Task goal
You are to retype all of the data exactly as it appears.

Data excerpts
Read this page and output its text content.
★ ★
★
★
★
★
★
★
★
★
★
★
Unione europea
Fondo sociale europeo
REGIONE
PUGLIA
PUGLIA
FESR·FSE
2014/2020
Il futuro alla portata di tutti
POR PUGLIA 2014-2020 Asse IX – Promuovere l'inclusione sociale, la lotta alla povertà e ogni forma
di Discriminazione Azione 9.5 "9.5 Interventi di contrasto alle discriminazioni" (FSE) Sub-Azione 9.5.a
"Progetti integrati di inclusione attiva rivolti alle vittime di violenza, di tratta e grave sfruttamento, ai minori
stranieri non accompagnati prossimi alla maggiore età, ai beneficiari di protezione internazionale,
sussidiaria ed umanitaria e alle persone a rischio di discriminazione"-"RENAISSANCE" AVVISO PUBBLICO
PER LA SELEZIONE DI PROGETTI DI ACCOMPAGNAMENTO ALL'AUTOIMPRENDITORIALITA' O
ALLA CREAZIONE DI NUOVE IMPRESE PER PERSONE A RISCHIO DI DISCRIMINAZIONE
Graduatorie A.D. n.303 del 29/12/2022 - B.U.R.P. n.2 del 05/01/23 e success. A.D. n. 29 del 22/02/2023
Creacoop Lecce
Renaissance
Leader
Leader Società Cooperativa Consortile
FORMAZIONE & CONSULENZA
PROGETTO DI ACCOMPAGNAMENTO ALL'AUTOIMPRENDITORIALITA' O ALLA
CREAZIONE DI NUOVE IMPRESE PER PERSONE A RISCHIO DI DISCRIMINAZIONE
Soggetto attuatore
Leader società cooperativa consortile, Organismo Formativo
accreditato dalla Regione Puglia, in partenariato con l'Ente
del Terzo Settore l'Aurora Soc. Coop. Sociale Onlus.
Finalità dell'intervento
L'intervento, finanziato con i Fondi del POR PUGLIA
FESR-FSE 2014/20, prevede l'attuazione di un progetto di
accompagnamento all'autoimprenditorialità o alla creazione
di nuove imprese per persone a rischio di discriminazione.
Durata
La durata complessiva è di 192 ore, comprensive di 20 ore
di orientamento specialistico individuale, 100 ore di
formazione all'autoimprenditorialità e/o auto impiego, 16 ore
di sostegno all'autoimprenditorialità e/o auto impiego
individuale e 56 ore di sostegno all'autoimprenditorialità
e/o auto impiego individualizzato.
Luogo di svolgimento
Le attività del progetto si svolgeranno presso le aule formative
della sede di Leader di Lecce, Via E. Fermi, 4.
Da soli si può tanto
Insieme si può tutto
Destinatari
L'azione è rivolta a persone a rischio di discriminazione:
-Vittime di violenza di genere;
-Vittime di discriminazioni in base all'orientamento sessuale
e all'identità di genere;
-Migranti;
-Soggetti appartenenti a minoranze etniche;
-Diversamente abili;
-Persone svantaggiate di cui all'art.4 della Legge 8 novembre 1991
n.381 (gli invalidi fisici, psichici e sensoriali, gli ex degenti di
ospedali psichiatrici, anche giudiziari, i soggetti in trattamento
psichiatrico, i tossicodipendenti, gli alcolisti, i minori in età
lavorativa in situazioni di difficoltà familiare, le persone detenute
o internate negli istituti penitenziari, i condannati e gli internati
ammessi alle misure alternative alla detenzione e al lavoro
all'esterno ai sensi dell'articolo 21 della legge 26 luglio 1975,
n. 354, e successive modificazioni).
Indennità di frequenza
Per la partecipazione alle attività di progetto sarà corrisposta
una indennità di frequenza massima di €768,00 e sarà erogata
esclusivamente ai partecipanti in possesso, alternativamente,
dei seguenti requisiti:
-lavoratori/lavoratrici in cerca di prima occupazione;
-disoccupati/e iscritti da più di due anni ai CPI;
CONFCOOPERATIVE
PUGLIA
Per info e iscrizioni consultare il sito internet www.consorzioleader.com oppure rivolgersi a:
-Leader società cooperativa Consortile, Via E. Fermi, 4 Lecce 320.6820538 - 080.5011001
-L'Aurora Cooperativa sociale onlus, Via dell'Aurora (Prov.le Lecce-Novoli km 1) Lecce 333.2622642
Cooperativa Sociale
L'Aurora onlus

Answer to the problem
Read this page and output its text content.
★ ★
★
★
★
★
★
★
★
★
★
★
Unione europea
Fondo sociale europeo
REGIONE
PUGLIA
PUGLIA
FESR·FSE
2014/2020
Il futuro alla portata di tutti
POR PUGLIA 2014-2020 Asse IX – Promuovere l'inclusione sociale, la lotta alla povertà e ogni forma
di Discriminazione Azione 9.5 "9.5 Interventi di contrasto alle discriminazioni" (FSE) Sub-Azione 9.5.a
"Progetti integrati di inclusione attiva rivolti alle vittime di violenza, di tratta e grave sfruttamento, ai minori
stranieri non accompagnati prossimi alla maggiore età, ai beneficiari di protezione internazionale,
sussidiaria ed umanitaria e alle persone a rischio di discriminazione"-"RENAISSANCE" AVVISO PUBBLICO
PER LA SELEZIONE DI PROGETTI DI ACCOMPAGNAMENTO ALL'AUTOIMPRENDITORIALITA' O
ALLA CREAZIONE DI NUOVE IMPRESE PER PERSONE A RISCHIO DI DISCRIMINAZIONE
Graduatorie A.D. n.303 del 29/12/2022 - B.U.R.P. n.2 del 05/01/23 e success. A.D. n. 29 del 22/02/2023
Creacoop Lecce
Renaissance
Leader
Leader Società Cooperativa Consortile
FORMAZIONE & CONSULENZA
PROGETTO DI ACCOMPAGNAMENTO ALL'AUTOIMPRENDITORIALITA' O ALLA
CREAZIONE DI NUOVE IMPRESE PER PERSONE A RISCHIO DI DISCRIMINAZIONE
Soggetto attuatore
Leader società cooperativa consortile, Organismo Formativo
accreditato dalla Regione Puglia, in partenariato con l'Ente
del Terzo Settore l'Aurora Soc. Coop. Sociale Onlus.
Finalità dell'intervento
L'intervento, finanziato con i Fondi del POR PUGLIA
FESR-FSE 2014/20, prevede l'attuazione di un progetto di
accompagnamento all'autoimprenditorialità o alla creazione
di nuove imprese per persone a rischio di discriminazione.
Durata
La durata complessiva è di 192 ore, comprensive di 20 ore
di orientamento specialistico individuale, 100 ore di
formazione all'autoimprenditorialità e/o auto impiego, 16 ore
di sostegno all'autoimprenditorialità e/o auto impiego
individuale e 56 ore di sostegno all'autoimprenditorialità
e/o auto impiego individualizzato.
Luogo di svolgimento
Le attività del progetto si svolgeranno presso le aule formative
della sede di Leader di Lecce, Via E. Fermi, 4.
Da soli si può tanto
Insieme si può tutto
Destinatari
L'azione è rivolta a persone a rischio di discriminazione:
-Vittime di violenza di genere;
-Vittime di discriminazioni in base all'orientamento sessuale
e all'identità di genere;
-Migranti;
-Soggetti appartenenti a minoranze etniche;
-Diversamente abili;
-Persone svantaggiate di cui all'art.4 della Legge 8 novembre 1991
n.381 (gli invalidi fisici, psichici e sensoriali, gli ex degenti di
ospedali psichiatrici, anche giudiziari, i soggetti in trattamento
psichiatrico, i tossicodipendenti, gli alcolisti, i minori in età
lavorativa in situazioni di difficoltà familiare, le persone detenute
o internate negli istituti penitenziari, i condannati e gli internati
ammessi alle misure alternative alla detenzione e al lavoro
all'esterno ai sensi dell'articolo 21 della legge 26 luglio 1975,
n. 354, e successive modificazioni).
Indennità di frequenza
Per la partecipazione alle attività di progetto sarà corrisposta
una indennità di frequenza massima di €768,00 e sarà erogata
esclusivamente ai partecipanti in possesso, alternativamente,
dei seguenti requisiti:
-lavoratori/lavoratrici in cerca di prima occupazione;
-disoccupati/e iscritti da più di due anni ai CPI;
CONFCOOPERATIVE
PUGLIA
Per info e iscrizioni consultare il sito internet www.consorzioleader.com oppure rivolgersi a:
-Leader società cooperativa Consortile, Via E. Fermi, 4 Lecce 320.6820538 - 080.5011001
-L'Aurora Cooperativa sociale onlus, Via dell'Aurora (Prov.le Lecce-Novoli km 1) Lecce 333.2622642
Cooperativa Sociale
L'Aurora onlus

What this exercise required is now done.